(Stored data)
╭──

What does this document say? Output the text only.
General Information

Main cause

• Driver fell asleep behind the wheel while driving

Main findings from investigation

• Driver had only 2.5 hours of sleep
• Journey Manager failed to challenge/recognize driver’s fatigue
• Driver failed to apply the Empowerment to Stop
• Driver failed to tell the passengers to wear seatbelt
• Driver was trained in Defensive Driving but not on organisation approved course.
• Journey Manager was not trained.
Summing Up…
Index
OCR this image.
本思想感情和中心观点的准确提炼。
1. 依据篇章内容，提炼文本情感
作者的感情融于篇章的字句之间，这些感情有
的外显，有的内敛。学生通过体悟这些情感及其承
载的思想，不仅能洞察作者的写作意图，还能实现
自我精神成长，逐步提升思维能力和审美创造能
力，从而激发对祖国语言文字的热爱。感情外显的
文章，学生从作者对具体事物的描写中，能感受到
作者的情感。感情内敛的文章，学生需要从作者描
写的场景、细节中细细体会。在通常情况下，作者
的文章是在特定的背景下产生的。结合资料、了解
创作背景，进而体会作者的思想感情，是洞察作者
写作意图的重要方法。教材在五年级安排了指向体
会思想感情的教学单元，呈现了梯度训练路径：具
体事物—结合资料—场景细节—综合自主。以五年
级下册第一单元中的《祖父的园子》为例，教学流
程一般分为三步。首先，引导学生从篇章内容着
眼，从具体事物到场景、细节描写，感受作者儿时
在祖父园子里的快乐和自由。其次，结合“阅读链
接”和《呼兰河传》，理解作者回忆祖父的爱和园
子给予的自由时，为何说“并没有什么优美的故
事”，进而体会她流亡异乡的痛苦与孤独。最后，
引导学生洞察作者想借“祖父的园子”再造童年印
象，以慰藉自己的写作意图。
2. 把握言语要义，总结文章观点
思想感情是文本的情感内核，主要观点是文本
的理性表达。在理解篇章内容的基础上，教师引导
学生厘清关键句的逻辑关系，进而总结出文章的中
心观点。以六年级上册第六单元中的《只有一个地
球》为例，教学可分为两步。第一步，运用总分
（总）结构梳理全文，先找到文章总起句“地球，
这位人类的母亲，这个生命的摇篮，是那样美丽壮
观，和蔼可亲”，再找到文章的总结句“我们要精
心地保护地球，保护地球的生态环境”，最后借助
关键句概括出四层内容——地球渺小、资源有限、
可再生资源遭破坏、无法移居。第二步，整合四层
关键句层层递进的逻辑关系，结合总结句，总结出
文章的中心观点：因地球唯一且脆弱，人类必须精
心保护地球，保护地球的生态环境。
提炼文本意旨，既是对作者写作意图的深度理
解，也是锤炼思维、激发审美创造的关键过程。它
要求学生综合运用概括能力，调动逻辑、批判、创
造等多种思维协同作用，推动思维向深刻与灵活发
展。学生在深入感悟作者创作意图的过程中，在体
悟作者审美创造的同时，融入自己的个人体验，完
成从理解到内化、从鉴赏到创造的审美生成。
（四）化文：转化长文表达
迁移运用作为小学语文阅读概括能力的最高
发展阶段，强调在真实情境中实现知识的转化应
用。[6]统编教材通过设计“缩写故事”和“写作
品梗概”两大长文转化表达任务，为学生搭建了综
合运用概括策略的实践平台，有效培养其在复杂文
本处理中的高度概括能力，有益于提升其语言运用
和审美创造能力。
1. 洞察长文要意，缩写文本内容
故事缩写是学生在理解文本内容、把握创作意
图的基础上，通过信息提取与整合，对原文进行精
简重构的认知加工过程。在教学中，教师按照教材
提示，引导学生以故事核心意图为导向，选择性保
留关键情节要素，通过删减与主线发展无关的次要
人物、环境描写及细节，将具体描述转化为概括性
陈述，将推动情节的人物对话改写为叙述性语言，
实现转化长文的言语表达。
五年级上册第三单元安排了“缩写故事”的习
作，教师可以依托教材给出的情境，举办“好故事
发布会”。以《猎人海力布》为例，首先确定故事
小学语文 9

╰──

=== WORK REQUIRED ===
Filter out all lines lacking the word "Manager" and copy the rest.

=== FINISHED EXERCISE ===
• Journey Manager failed to challenge/recognize driver’s fatigue
• Journey Manager was not trained.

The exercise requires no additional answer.